Each entry below should be reproduced character for character.

RAW RECORDS start

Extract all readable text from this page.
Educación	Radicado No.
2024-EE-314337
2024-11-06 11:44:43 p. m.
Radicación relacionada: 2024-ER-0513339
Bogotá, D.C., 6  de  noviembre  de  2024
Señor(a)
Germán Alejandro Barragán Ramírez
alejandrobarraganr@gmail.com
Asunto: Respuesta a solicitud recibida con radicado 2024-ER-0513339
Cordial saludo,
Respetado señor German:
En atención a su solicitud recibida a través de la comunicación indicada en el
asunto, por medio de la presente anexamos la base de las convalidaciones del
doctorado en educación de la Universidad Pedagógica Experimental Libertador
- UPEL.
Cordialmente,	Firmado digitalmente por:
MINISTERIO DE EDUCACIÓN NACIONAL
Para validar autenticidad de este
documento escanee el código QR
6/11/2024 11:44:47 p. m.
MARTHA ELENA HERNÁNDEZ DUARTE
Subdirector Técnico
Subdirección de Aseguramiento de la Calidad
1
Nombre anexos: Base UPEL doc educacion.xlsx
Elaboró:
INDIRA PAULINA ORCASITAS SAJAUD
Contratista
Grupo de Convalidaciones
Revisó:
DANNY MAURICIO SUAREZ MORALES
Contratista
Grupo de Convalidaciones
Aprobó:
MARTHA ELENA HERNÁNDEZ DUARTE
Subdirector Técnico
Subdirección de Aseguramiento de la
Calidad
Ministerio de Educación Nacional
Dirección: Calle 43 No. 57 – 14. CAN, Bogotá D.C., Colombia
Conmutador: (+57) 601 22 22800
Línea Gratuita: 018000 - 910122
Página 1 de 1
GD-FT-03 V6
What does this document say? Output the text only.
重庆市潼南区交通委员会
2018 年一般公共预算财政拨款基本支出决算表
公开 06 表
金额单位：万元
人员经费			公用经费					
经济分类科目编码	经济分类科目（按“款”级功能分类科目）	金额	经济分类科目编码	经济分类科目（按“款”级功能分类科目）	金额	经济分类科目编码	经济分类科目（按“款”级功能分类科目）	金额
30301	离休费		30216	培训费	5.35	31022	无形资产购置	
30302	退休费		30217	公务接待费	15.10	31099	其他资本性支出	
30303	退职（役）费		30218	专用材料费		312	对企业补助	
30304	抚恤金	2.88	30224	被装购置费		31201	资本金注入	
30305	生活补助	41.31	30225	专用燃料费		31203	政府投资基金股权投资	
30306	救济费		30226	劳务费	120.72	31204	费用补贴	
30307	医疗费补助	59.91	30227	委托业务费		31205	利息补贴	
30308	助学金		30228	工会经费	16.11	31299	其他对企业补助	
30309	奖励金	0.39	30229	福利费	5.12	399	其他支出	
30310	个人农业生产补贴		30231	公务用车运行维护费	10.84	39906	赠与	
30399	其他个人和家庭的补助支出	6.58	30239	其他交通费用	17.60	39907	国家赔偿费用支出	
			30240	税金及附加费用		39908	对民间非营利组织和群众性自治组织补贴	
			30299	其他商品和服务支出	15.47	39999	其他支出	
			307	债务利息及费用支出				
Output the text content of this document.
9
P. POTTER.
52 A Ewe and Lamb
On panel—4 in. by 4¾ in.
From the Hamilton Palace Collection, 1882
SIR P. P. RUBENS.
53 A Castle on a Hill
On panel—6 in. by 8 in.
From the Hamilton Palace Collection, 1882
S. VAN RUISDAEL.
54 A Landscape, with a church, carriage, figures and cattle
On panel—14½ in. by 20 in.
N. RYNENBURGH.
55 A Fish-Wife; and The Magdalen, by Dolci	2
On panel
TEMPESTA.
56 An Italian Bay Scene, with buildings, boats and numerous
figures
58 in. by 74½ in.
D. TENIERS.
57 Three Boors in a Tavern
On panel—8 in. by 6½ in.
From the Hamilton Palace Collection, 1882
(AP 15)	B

RAW RECORDS end

#### [THE REPLY]
Extract all readable text from this page.
Educación	Radicado No.
2024-EE-314337
2024-11-06 11:44:43 p. m.
Radicación relacionada: 2024-ER-0513339
Bogotá, D.C., 6  de  noviembre  de  2024
Señor(a)
Germán Alejandro Barragán Ramírez
alejandrobarraganr@gmail.com
Asunto: Respuesta a solicitud recibida con radicado 2024-ER-0513339
Cordial saludo,
Respetado señor German:
En atención a su solicitud recibida a través de la comunicación indicada en el
asunto, por medio de la presente anexamos la base de las convalidaciones del
doctorado en educación de la Universidad Pedagógica Experimental Libertador
- UPEL.
Cordialmente,	Firmado digitalmente por:
MINISTERIO DE EDUCACIÓN NACIONAL
Para validar autenticidad de este
documento escanee el código QR
6/11/2024 11:44:47 p. m.
MARTHA ELENA HERNÁNDEZ DUARTE
Subdirector Técnico
Subdirección de Aseguramiento de la Calidad
1
Nombre anexos: Base UPEL doc educacion.xlsx
Elaboró:
INDIRA PAULINA ORCASITAS SAJAUD
Contratista
Grupo de Convalidaciones
Revisó:
DANNY MAURICIO SUAREZ MORALES
Contratista
Grupo de Convalidaciones
Aprobó:
MARTHA ELENA HERNÁNDEZ DUARTE
Subdirector Técnico
Subdirección de Aseguramiento de la
Calidad
Ministerio de Educación Nacional
Dirección: Calle 43 No. 57 – 14. CAN, Bogotá D.C., Colombia
Conmutador: (+57) 601 22 22800
Línea Gratuita: 018000 - 910122
Página 1 de 1
GD-FT-03 V6
What does this document say? Output the text only.
重庆市潼南区交通委员会
2018 年一般公共预算财政拨款基本支出决算表
公开 06 表
金额单位：万元
人员经费			公用经费					
经济分类科目编码	经济分类科目（按“款”级功能分类科目）	金额	经济分类科目编码	经济分类科目（按“款”级功能分类科目）	金额	经济分类科目编码	经济分类科目（按“款”级功能分类科目）	金额
30301	离休费		30216	培训费	5.35	31022	无形资产购置	
30302	退休费		30217	公务接待费	15.10	31099	其他资本性支出	
30303	退职（役）费		30218	专用材料费		312	对企业补助	
30304	抚恤金	2.88	30224	被装购置费		31201	资本金注入	
30305	生活补助	41.31	30225	专用燃料费		31203	政府投资基金股权投资	
30306	救济费		30226	劳务费	120.72	31204	费用补贴	
30307	医疗费补助	59.91	30227	委托业务费		31205	利息补贴	
30308	助学金		30228	工会经费	16.11	31299	其他对企业补助	
30309	奖励金	0.39	30229	福利费	5.12	399	其他支出	
30310	个人农业生产补贴		30231	公务用车运行维护费	10.84	39906	赠与	
30399	其他个人和家庭的补助支出	6.58	30239	其他交通费用	17.60	39907	国家赔偿费用支出	
			30240	税金及附加费用		39908	对民间非营利组织和群众性自治组织补贴	
			30299	其他商品和服务支出	15.47	39999	其他支出	
			307	债务利息及费用支出				
Output the text content of this document.
9
P. POTTER.
52 A Ewe and Lamb
On panel—4 in. by 4¾ in.
From the Hamilton Palace Collection, 1882
SIR P. P. RUBENS.
53 A Castle on a Hill
On panel—6 in. by 8 in.
From the Hamilton Palace Collection, 1882
S. VAN RUISDAEL.
54 A Landscape, with a church, carriage, figures and cattle
On panel—14½ in. by 20 in.
N. RYNENBURGH.
55 A Fish-Wife; and The Magdalen, by Dolci	2
On panel
TEMPESTA.
56 An Italian Bay Scene, with buildings, boats and numerous
figures
58 in. by 74½ in.
D. TENIERS.
57 Three Boors in a Tavern
On panel—8 in. by 6½ in.
From the Hamilton Palace Collection, 1882
(AP 15)	B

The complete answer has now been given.